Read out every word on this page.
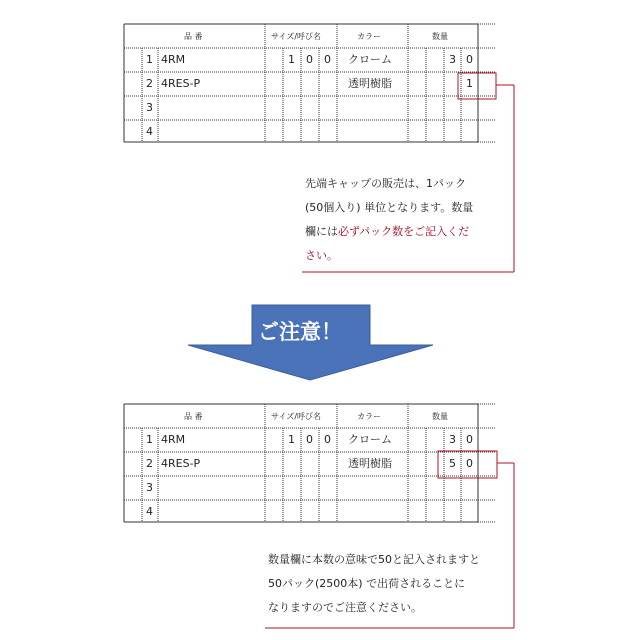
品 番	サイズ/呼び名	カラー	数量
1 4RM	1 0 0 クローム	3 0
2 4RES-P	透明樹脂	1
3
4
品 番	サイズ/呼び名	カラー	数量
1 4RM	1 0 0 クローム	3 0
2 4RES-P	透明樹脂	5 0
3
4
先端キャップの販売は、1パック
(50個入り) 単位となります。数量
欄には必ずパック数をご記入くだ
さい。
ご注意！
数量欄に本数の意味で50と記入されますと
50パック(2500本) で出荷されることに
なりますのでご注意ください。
——————————
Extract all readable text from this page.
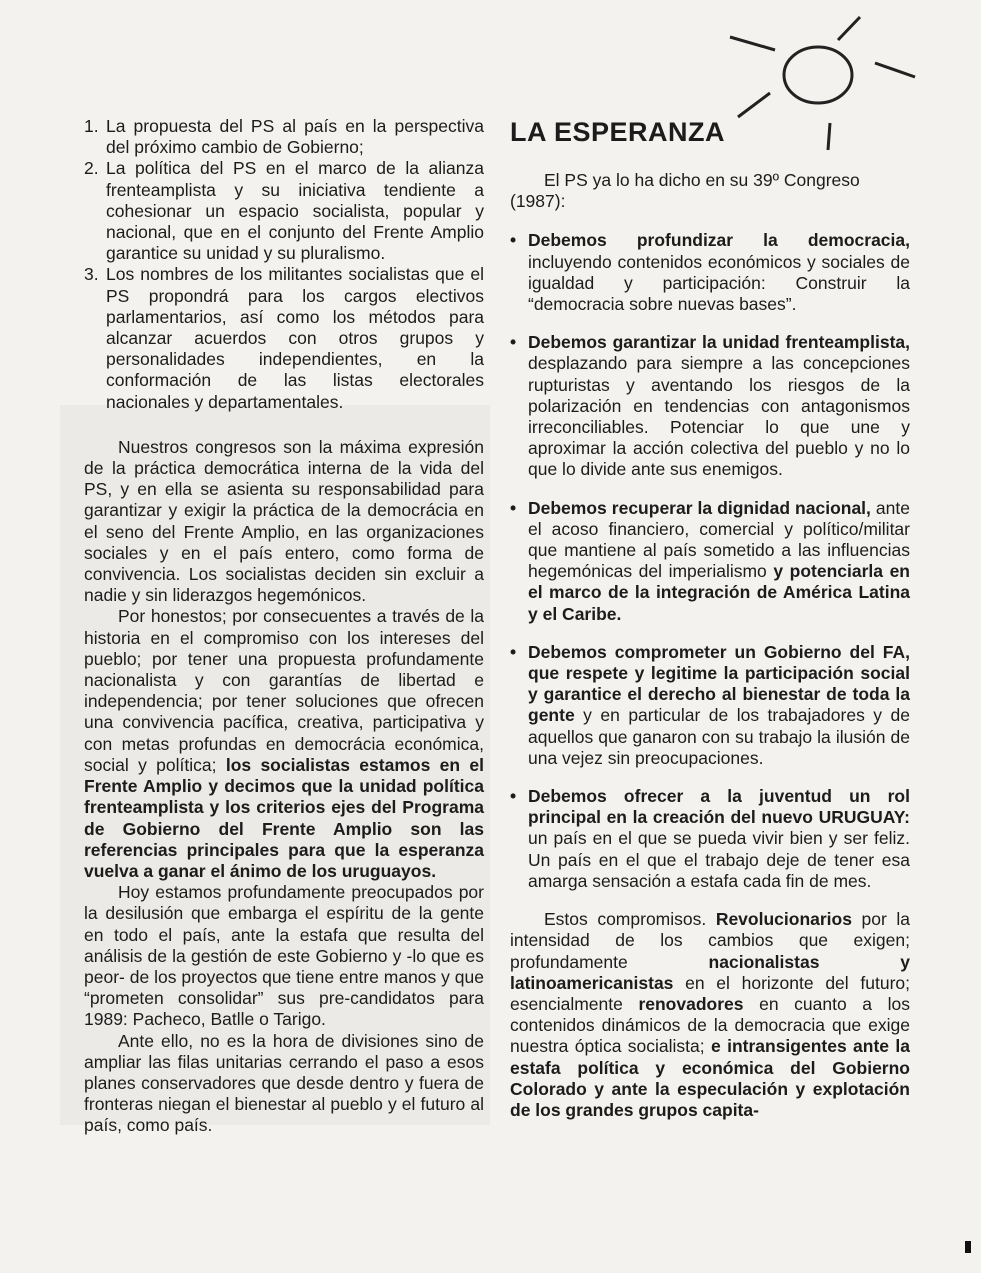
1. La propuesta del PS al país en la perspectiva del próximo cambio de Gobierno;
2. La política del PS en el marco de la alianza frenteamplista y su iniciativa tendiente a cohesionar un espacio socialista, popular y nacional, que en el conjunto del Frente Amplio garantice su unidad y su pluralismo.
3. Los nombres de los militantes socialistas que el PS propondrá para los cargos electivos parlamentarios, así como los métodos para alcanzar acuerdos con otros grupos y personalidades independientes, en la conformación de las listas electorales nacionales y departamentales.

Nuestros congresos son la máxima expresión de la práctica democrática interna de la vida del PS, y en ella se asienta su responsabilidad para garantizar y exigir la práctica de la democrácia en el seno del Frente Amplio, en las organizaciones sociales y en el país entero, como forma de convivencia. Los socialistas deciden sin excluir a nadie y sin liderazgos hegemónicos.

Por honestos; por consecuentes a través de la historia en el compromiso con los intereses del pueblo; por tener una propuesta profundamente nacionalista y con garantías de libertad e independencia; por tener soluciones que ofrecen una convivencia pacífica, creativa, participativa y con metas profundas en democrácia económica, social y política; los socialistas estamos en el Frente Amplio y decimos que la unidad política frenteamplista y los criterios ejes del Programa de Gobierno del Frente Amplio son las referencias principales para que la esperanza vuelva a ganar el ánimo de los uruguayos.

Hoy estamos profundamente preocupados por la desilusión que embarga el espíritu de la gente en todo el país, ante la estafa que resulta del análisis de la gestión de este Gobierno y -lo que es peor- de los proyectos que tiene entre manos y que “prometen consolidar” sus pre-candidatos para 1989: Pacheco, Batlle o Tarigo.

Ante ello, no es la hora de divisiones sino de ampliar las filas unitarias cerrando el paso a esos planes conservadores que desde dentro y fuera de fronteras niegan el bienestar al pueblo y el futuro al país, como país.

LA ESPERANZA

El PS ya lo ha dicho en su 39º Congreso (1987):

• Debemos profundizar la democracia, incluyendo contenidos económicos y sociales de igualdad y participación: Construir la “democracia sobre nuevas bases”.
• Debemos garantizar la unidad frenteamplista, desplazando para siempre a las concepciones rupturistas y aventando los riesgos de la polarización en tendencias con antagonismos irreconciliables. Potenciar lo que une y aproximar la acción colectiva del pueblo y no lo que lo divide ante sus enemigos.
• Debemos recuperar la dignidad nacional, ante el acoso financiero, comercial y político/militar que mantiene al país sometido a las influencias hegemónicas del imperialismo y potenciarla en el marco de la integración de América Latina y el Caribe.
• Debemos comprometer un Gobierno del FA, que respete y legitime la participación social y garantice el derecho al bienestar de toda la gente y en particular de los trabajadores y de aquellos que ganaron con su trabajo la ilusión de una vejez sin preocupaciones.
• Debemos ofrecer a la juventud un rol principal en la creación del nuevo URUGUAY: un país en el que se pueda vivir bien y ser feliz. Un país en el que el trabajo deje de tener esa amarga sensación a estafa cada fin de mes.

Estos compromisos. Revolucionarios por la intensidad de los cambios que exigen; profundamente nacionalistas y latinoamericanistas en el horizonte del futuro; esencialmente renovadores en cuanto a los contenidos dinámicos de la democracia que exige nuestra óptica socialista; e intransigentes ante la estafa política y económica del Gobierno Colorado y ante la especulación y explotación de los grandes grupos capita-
——————————
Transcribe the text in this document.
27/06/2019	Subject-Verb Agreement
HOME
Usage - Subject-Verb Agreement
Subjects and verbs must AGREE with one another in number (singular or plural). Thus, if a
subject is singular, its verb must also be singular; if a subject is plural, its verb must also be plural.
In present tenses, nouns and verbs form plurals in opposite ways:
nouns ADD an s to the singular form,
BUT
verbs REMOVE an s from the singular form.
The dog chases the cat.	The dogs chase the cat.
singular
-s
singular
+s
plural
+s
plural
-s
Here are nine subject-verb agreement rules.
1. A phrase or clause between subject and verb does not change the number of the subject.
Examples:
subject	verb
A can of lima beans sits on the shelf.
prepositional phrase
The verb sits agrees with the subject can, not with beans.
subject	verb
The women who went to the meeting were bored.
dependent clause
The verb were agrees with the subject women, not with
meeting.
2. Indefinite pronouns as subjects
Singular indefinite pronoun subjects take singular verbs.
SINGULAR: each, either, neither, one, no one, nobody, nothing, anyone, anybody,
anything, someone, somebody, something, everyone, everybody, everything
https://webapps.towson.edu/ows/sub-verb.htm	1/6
——————————
Take every line from the data above that holds "verbs" and copy it out.

Subjects and verbs must AGREE with one another in number (singular or plural). Thus, if a
In present tenses, nouns and verbs form plurals in opposite ways:
verbs REMOVE an s from the singular form.
Singular indefinite pronoun subjects take singular verbs.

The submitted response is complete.